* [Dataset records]
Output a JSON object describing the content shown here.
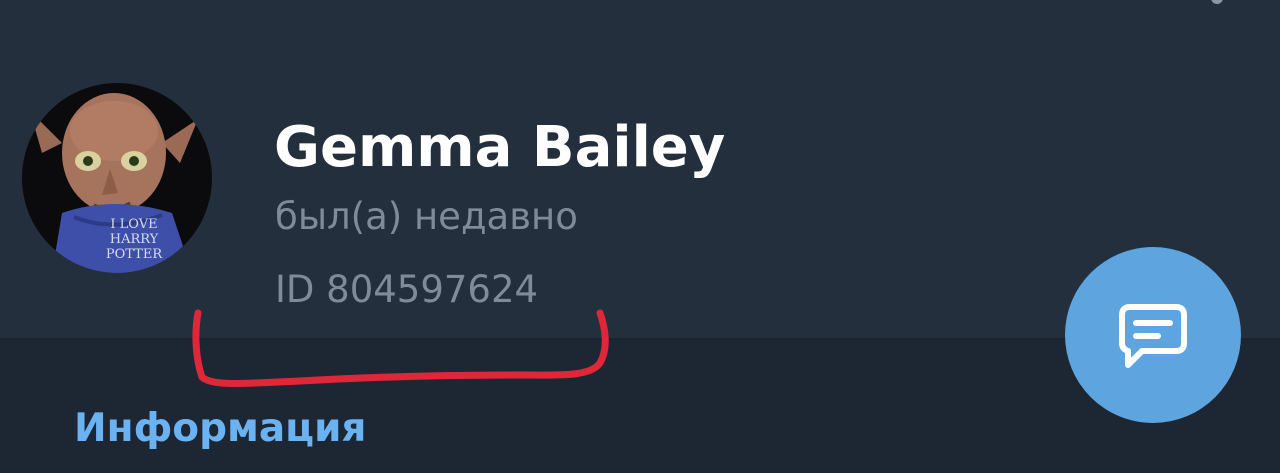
{
  "profile": {
    "name": "Gemma Bailey",
    "status": "был(а) недавно",
    "user_id": "ID 804597624",
    "avatar": {
      "icon": "avatar-photo",
      "shirt_text": [
        "I LOVE",
        "HARRY",
        "POTTER"
      ]
    }
  },
  "section": {
    "title": "Информация"
  },
  "actions": {
    "message_button_icon": "chat-bubble-icon"
  },
  "colors": {
    "header_bg": "#242f3d",
    "body_bg": "#1d2733",
    "accent": "#6ab2f2",
    "fab": "#5ea5e0",
    "annotation": "#e0273a"
  }
}
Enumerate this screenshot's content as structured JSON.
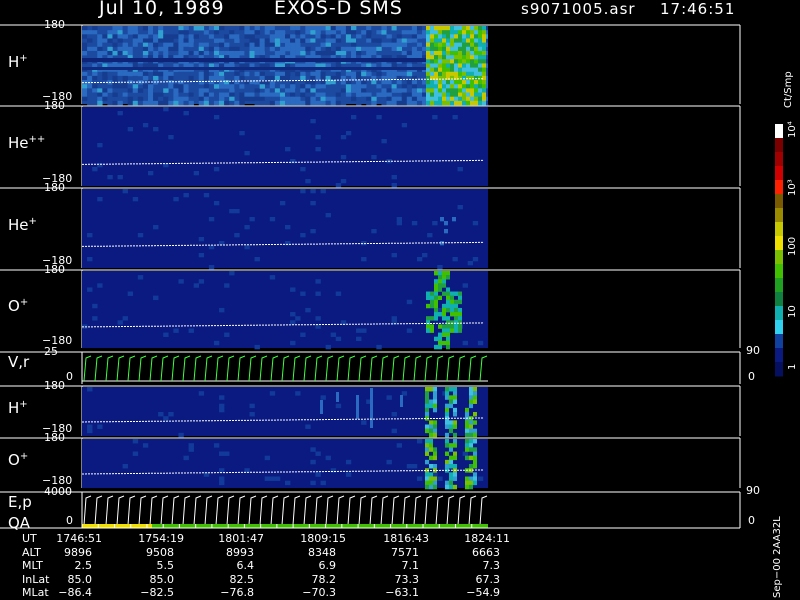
{
  "header": {
    "date": "Jul 10, 1989",
    "instrument": "EXOS-D SMS",
    "file": "s9071005.asr",
    "time": "17:46:51"
  },
  "panels": [
    {
      "label_main": "H",
      "label_sup": "+",
      "top_tick": "180",
      "bottom_tick": "−180"
    },
    {
      "label_main": "He",
      "label_sup": "++",
      "top_tick": "180",
      "bottom_tick": "−180"
    },
    {
      "label_main": "He",
      "label_sup": "+",
      "top_tick": "180",
      "bottom_tick": "−180"
    },
    {
      "label_main": "O",
      "label_sup": "+",
      "top_tick": "180",
      "bottom_tick": "−180"
    },
    {
      "label_main": "V,r",
      "label_sup": "",
      "top_tick": "25",
      "bottom_tick": "0",
      "right_top": "90",
      "right_bottom": "0"
    },
    {
      "label_main": "H",
      "label_sup": "+",
      "top_tick": "180",
      "bottom_tick": "−180"
    },
    {
      "label_main": "O",
      "label_sup": "+",
      "top_tick": "180",
      "bottom_tick": "−180"
    },
    {
      "label_main": "E,p",
      "label_sup": "",
      "label2": "QA",
      "top_tick": "4000",
      "bottom_tick": "0",
      "right_top": "90",
      "right_bottom": "0"
    }
  ],
  "colorbar": {
    "title": "Ct/Smp",
    "tick_labels": [
      "10⁴",
      "10³",
      "100",
      "10",
      "1"
    ],
    "colors": [
      "#ffffff",
      "#7a0000",
      "#a00000",
      "#d00000",
      "#ff2000",
      "#7a5a00",
      "#9a8a00",
      "#c8c800",
      "#f0e000",
      "#7ac000",
      "#40c000",
      "#20a020",
      "#108040",
      "#10b0b0",
      "#30d0f0",
      "#1040a0",
      "#0a1a80",
      "#061060"
    ]
  },
  "ephemeris": {
    "rows": [
      {
        "name": "UT",
        "values": [
          "1746:51",
          "1754:19",
          "1801:47",
          "1809:15",
          "1816:43",
          "1824:11"
        ]
      },
      {
        "name": "ALT",
        "values": [
          "9896",
          "9508",
          "8993",
          "8348",
          "7571",
          "6663"
        ]
      },
      {
        "name": "MLT",
        "values": [
          "2.5",
          "5.5",
          "6.4",
          "6.9",
          "7.1",
          "7.3"
        ]
      },
      {
        "name": "InLat",
        "values": [
          "85.0",
          "85.0",
          "82.5",
          "78.2",
          "73.3",
          "67.3"
        ]
      },
      {
        "name": "MLat",
        "values": [
          "−86.4",
          "−82.5",
          "−76.8",
          "−70.3",
          "−63.1",
          "−54.9"
        ]
      }
    ]
  },
  "footer": {
    "processed": "Sep−00 2AA32L"
  },
  "chart_data": {
    "type": "heatmap",
    "title": "Jul 10, 1989   EXOS-D SMS",
    "x": [
      "1746:51",
      "1754:19",
      "1801:47",
      "1809:15",
      "1816:43",
      "1824:11"
    ],
    "ylim": [
      -180,
      180
    ],
    "series": [
      {
        "name": "H+",
        "background": "medium",
        "activity_start_ut": "1819"
      },
      {
        "name": "He++",
        "background": "low"
      },
      {
        "name": "He+",
        "background": "low",
        "activity_start_ut": "1819"
      },
      {
        "name": "O+",
        "background": "low",
        "activity_start_ut": "1819"
      },
      {
        "name": "V,r",
        "ylim": [
          0,
          25
        ]
      },
      {
        "name": "H+",
        "background": "low",
        "activity_start_ut": "1818"
      },
      {
        "name": "O+",
        "background": "low",
        "activity_start_ut": "1819"
      },
      {
        "name": "E,p",
        "ylim": [
          0,
          4000
        ]
      }
    ]
  }
}
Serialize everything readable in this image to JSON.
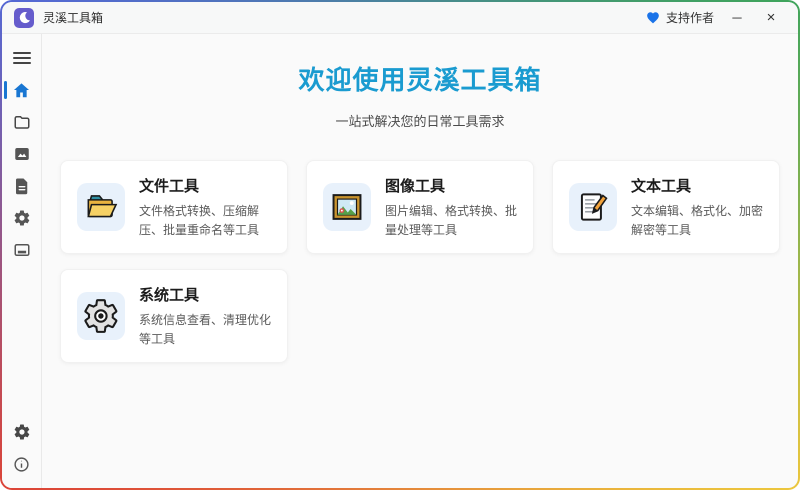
{
  "titlebar": {
    "title": "灵溪工具箱",
    "support_label": "支持作者",
    "minimize_glyph": "─",
    "close_glyph": "×"
  },
  "sidebar": {
    "active_item": "home",
    "top_icons": [
      "menu-icon",
      "home-icon",
      "folder-icon",
      "image-icon",
      "document-icon",
      "gear-icon",
      "panel-icon"
    ],
    "bottom_icons": [
      "settings-icon",
      "info-icon"
    ]
  },
  "main": {
    "heading": "欢迎使用灵溪工具箱",
    "subheading": "一站式解决您的日常工具需求",
    "cards": [
      {
        "icon": "open-folder-icon",
        "title": "文件工具",
        "description": "文件格式转换、压缩解压、批量重命名等工具"
      },
      {
        "icon": "framed-picture-icon",
        "title": "图像工具",
        "description": "图片编辑、格式转换、批量处理等工具"
      },
      {
        "icon": "memo-pencil-icon",
        "title": "文本工具",
        "description": "文本编辑、格式化、加密解密等工具"
      },
      {
        "icon": "gear-icon",
        "title": "系统工具",
        "description": "系统信息查看、清理优化等工具"
      }
    ]
  },
  "colors": {
    "heading": "#1a9bd0",
    "active_sidebar": "#1976d2",
    "heart": "#1a73e8",
    "card_icon_bg": "#e8f1fb",
    "app_icon_bg": "#655ccc",
    "border_gradient_corners": [
      "#5468d4",
      "#3fa45c",
      "#ecc63d",
      "#dc4437"
    ]
  }
}
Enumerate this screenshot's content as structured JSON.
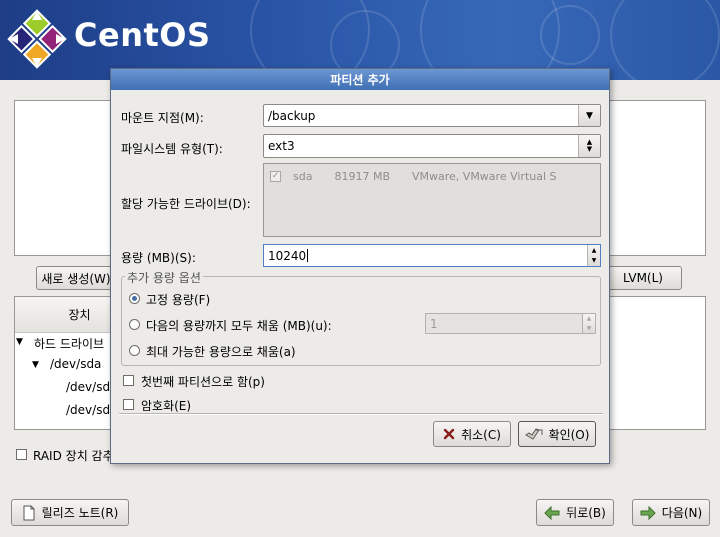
{
  "banner": {
    "brand": "CentOS"
  },
  "background": {
    "new_button": "새로 생성(W)",
    "lvm_button": "LVM(L)",
    "device_column_header": "장치",
    "tree": [
      "하드 드라이브",
      "/dev/sda",
      "/dev/sda",
      "/dev/sda"
    ],
    "raid_label": "RAID 장치 감추",
    "release_notes_button": "릴리즈 노트(R)",
    "back_button": "뒤로(B)",
    "next_button": "다음(N)"
  },
  "dialog": {
    "title": "파티션 추가",
    "mount_point_label": "마운트 지점(M):",
    "mount_point_value": "/backup",
    "fs_type_label": "파일시스템 유형(T):",
    "fs_type_value": "ext3",
    "drives_label": "할당 가능한 드라이브(D):",
    "drives": [
      {
        "checked": true,
        "name": "sda",
        "size": "81917 MB",
        "model": "VMware, VMware Virtual S"
      }
    ],
    "size_label": "용량 (MB)(S):",
    "size_value": "10240",
    "options_title": "추가 용량 옵션",
    "option_fixed": "고정 용량(F)",
    "option_fill_upto": "다음의 용량까지 모두 채움 (MB)(u):",
    "fill_upto_value": "1",
    "option_fill_max": "최대 가능한 용량으로 채움(a)",
    "selected_option": "fixed",
    "primary_label": "첫번째 파티션으로 함(p)",
    "encrypt_label": "암호화(E)",
    "cancel_button": "취소(C)",
    "ok_button": "확인(O)"
  },
  "colors": {
    "titlebar": "#4f7fc2",
    "banner": "#2a56a8",
    "radio_selected": "#4a6fa8"
  }
}
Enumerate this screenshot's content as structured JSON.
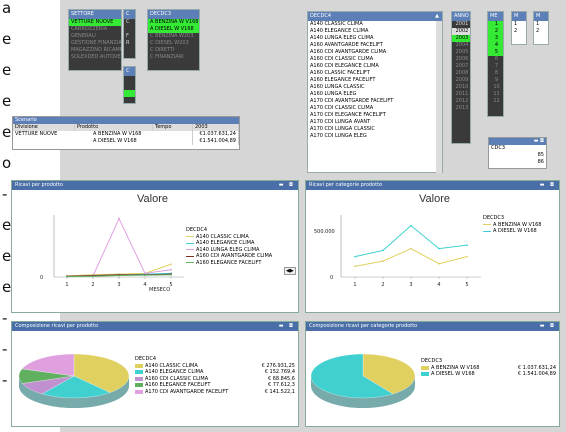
{
  "sidebar": {
    "lines": [
      "a",
      "e",
      "e",
      "e",
      "e",
      "o",
      "-",
      "e",
      "e",
      "e",
      "-",
      "-",
      "-"
    ]
  },
  "listbox_settore": {
    "title": "SETTORE",
    "items": [
      "VETTURE NUOVE",
      "CARROZZERIA",
      "GENERALI",
      "GESTIONE FINANZIARIA",
      "MAGAZZINO RICAMBI",
      "SOLEXDED AUTOVETTURE"
    ]
  },
  "listbox_small1": {
    "title": "C",
    "items": [
      "C",
      "",
      "F",
      "R",
      ""
    ]
  },
  "listbox_small2": {
    "title": "C",
    "items": [
      "",
      "",
      ""
    ]
  },
  "listbox_decdc3": {
    "title": "DECDC3",
    "items": [
      "A BENZINA W V168",
      "A DIESEL W V168",
      "C BENZINA W203",
      "C DIESEL W203",
      "C DIRETTI",
      "C FINANZIARI"
    ]
  },
  "listbox_decdc4": {
    "title": "DECDC4",
    "items": [
      "A140 CLASSIC CLIMA",
      "A140 ELEGANCE CLIMA",
      "A140 LUNGA ELEG CLIMA",
      "A160 AVANTGARDE FACELIFT",
      "A160 CDI AVANTGARDE CLIMA",
      "A160 CDI CLASSIC CLIMA",
      "A160 CDI ELEGANCE CLIMA",
      "A160 CLASSIC FACELIFT",
      "A160 ELEGANCE FACELIFT",
      "A160 LUNGA CLASSIC",
      "A160 LUNGA ELEG",
      "A170 CDI AVANTGARDE FACELIFT",
      "A170 CDI CLASSIC CLIMA",
      "A170 CDI ELEGANCE FACELIFT",
      "A170 CDI LUNGA AVANT",
      "A170 CDI LUNGA CLASSIC",
      "A170 CDI LUNGA ELEG"
    ]
  },
  "listbox_anno": {
    "title": "ANNO",
    "items": [
      "2001",
      "2002",
      "2003",
      "2004",
      "2005",
      "2006",
      "2007",
      "2008",
      "2009",
      "2010",
      "2011",
      "2012",
      "2013"
    ]
  },
  "listbox_mese": {
    "title": "ME",
    "items": [
      "1",
      "2",
      "3",
      "4",
      "5",
      "6",
      "7",
      "8",
      "9",
      "10",
      "11",
      "12"
    ]
  },
  "listbox_m1": {
    "title": "M",
    "items": [
      "1",
      "2"
    ]
  },
  "listbox_m2": {
    "title": "M",
    "items": [
      "1",
      "2"
    ]
  },
  "mini_box": {
    "title": "",
    "col": "CDC3",
    "rows": [
      "85",
      "86"
    ]
  },
  "table_scenario": {
    "title": "Scenario",
    "headers": [
      "Divisione",
      "Prodotto",
      "Tempo",
      "2003"
    ],
    "rows": [
      {
        "div": "VETTURE NUOVE",
        "prod": "A BENZINA W V168",
        "val": "€1.037.631,24"
      },
      {
        "div": "",
        "prod": "A DIESEL W V168",
        "val": "€1.541.004,89"
      }
    ]
  },
  "panel1": {
    "header": "Ricavi per prodotto",
    "title": "Valore",
    "legend_title": "DECDC4",
    "legend": [
      "A140 CLASSIC CLIMA",
      "A140 ELEGANCE CLIMA",
      "A140 LUNGA ELEG CLIMA",
      "A160 CDI AVANTGARDE CLIMA",
      "A160 ELEGANCE FACELIFT"
    ],
    "xlabel": "MESECO",
    "y0": "0"
  },
  "panel2": {
    "header": "Ricavi per categorie prodotto",
    "title": "Valore",
    "legend_title": "DECDC3",
    "legend": [
      "A BENZINA W V168",
      "A DIESEL W V168"
    ],
    "y_top": "500.000",
    "y0": "0"
  },
  "panel3": {
    "header": "Composizione ricavi per prodotto",
    "legend_title": "DECDC4",
    "legend": [
      {
        "name": "A140 CLASSIC CLIMA",
        "val": "€ 276.931,25"
      },
      {
        "name": "A140 ELEGANCE CLIMA",
        "val": "€ 152.769,4"
      },
      {
        "name": "A160 CDI CLASSIC CLIMA",
        "val": "€ 68.845,6"
      },
      {
        "name": "A160 ELEGANCE FACELIFT",
        "val": "€ 77.612,3"
      },
      {
        "name": "A170 CDI AVANTGARDE FACELIFT",
        "val": "€ 141.522,1"
      }
    ]
  },
  "panel4": {
    "header": "Composizione ricavi per categorie prodotto",
    "legend_title": "DECDC3",
    "legend": [
      {
        "name": "A BENZINA W V168",
        "val": "€ 1.037.631,24"
      },
      {
        "name": "A DIESEL W V168",
        "val": "€ 1.541.004,89"
      }
    ]
  },
  "colors": {
    "yellow": "#e0d060",
    "cyan": "#40d0d0",
    "pink": "#e0a0e0",
    "darkred": "#7a3030",
    "green": "#60b060",
    "purple": "#c090d0",
    "select_green": "#35ea35",
    "header_blue": "#4a6fa8"
  },
  "chart_data": [
    {
      "type": "line",
      "x": [
        1,
        2,
        3,
        4,
        5
      ],
      "series": [
        {
          "name": "A140 CLASSIC CLIMA",
          "values": [
            3,
            6,
            8,
            10,
            35
          ]
        },
        {
          "name": "A140 ELEGANCE CLIMA",
          "values": [
            2,
            3,
            5,
            8,
            10
          ]
        },
        {
          "name": "A140 LUNGA ELEG CLIMA",
          "values": [
            1,
            3,
            160,
            10,
            20
          ]
        },
        {
          "name": "A160 CDI AVANTGARDE CLIMA",
          "values": [
            2,
            4,
            6,
            6,
            8
          ]
        },
        {
          "name": "A160 ELEGANCE FACELIFT",
          "values": [
            1,
            2,
            4,
            5,
            6
          ]
        }
      ],
      "title": "Valore",
      "xlabel": "MESECO"
    },
    {
      "type": "line",
      "x": [
        1,
        2,
        3,
        4,
        5
      ],
      "series": [
        {
          "name": "A BENZINA W V168",
          "values": [
            120000,
            180000,
            320000,
            150000,
            230000
          ]
        },
        {
          "name": "A DIESEL W V168",
          "values": [
            230000,
            300000,
            580000,
            320000,
            360000
          ]
        }
      ],
      "title": "Valore",
      "ylim": [
        0,
        700000
      ]
    },
    {
      "type": "pie",
      "categories": [
        "A140 CLASSIC CLIMA",
        "A140 ELEGANCE CLIMA",
        "A160 CDI CLASSIC CLIMA",
        "A160 ELEGANCE FACELIFT",
        "A170 CDI AVANTGARDE FACELIFT"
      ],
      "values": [
        276931.25,
        152769.4,
        68845.6,
        77612.3,
        141522.1
      ]
    },
    {
      "type": "pie",
      "categories": [
        "A BENZINA W V168",
        "A DIESEL W V168"
      ],
      "values": [
        1037631.24,
        1541004.89
      ]
    }
  ]
}
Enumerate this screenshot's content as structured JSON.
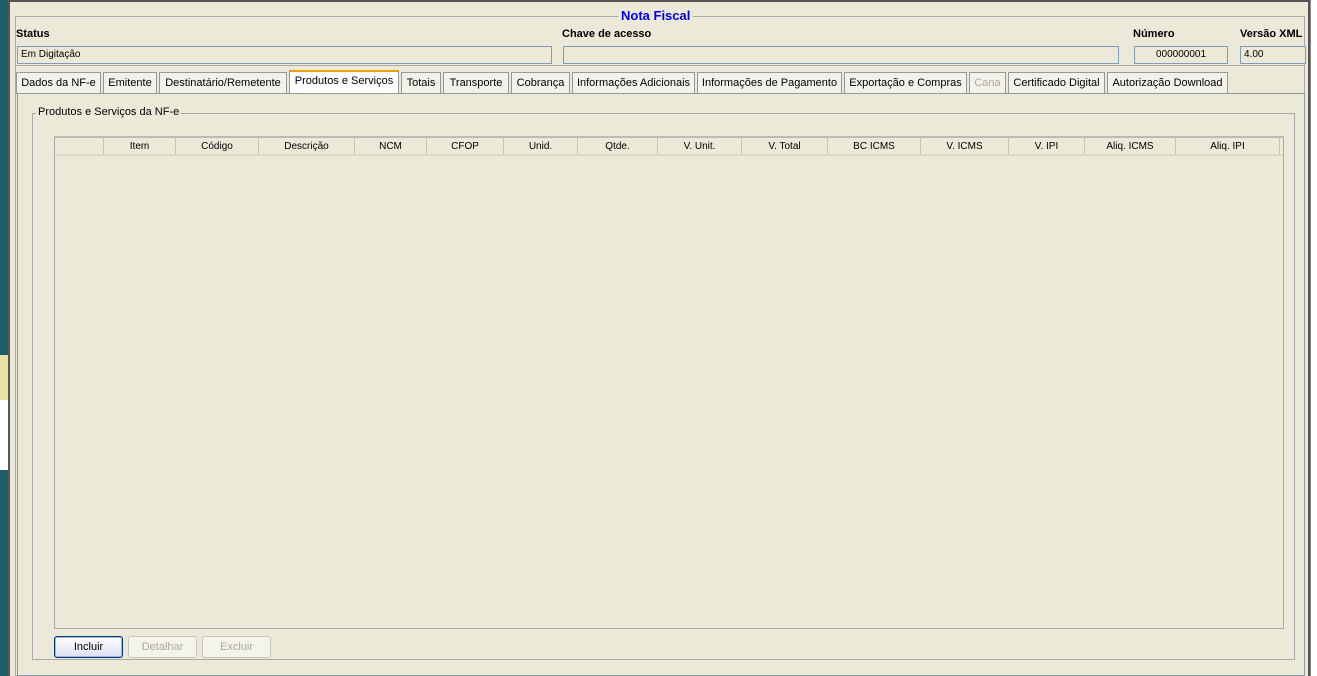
{
  "window": {
    "title": "Nota Fiscal"
  },
  "header": {
    "status_label": "Status",
    "status_value": "Em Digitação",
    "chave_label": "Chave de acesso",
    "chave_value": "",
    "numero_label": "Número",
    "numero_value": "000000001",
    "versao_label": "Versão XML",
    "versao_value": "4.00"
  },
  "tabs": [
    {
      "label": "Dados da NF-e"
    },
    {
      "label": "Emitente"
    },
    {
      "label": "Destinatário/Remetente"
    },
    {
      "label": "Produtos e Serviços",
      "active": true
    },
    {
      "label": "Totais"
    },
    {
      "label": "Transporte"
    },
    {
      "label": "Cobrança"
    },
    {
      "label": "Informações Adicionais"
    },
    {
      "label": "Informações de Pagamento"
    },
    {
      "label": "Exportação e Compras"
    },
    {
      "label": "Cana",
      "disabled": true
    },
    {
      "label": "Certificado Digital"
    },
    {
      "label": "Autorização Download"
    }
  ],
  "group": {
    "title": "Produtos e Serviços da NF-e"
  },
  "table": {
    "columns": [
      "",
      "Item",
      "Código",
      "Descrição",
      "NCM",
      "CFOP",
      "Unid.",
      "Qtde.",
      "V. Unit.",
      "V. Total",
      "BC ICMS",
      "V. ICMS",
      "V. IPI",
      "Aliq. ICMS",
      "Aliq. IPI"
    ],
    "rows": []
  },
  "buttons": {
    "incluir": "Incluir",
    "detalhar": "Detalhar",
    "excluir": "Excluir"
  }
}
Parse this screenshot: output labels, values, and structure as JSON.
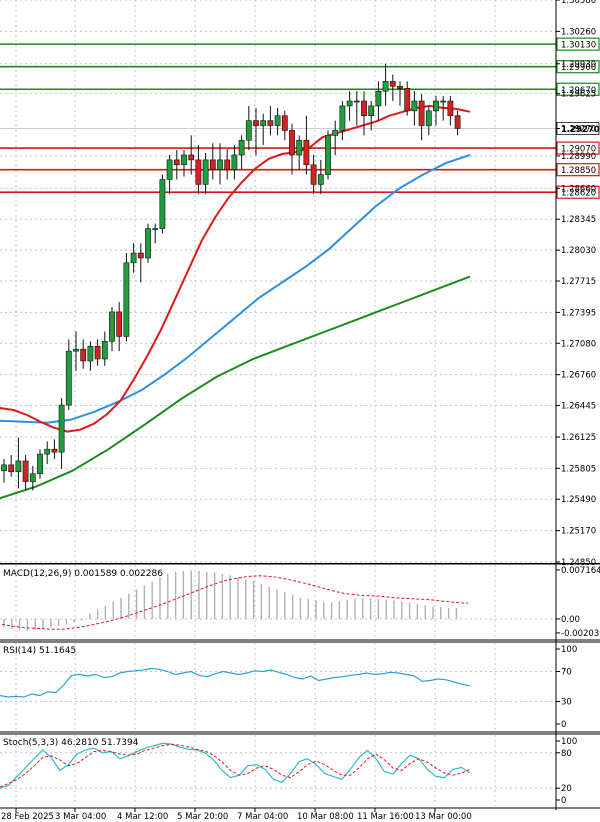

* [EXERCISE DIRECTIONS] Write out every line of the entries that holds the word "Serviços".

* [TASK ANSWER]
      "label": "Produtos e Serviços",
    "title": "Produtos e Serviços da NF-e"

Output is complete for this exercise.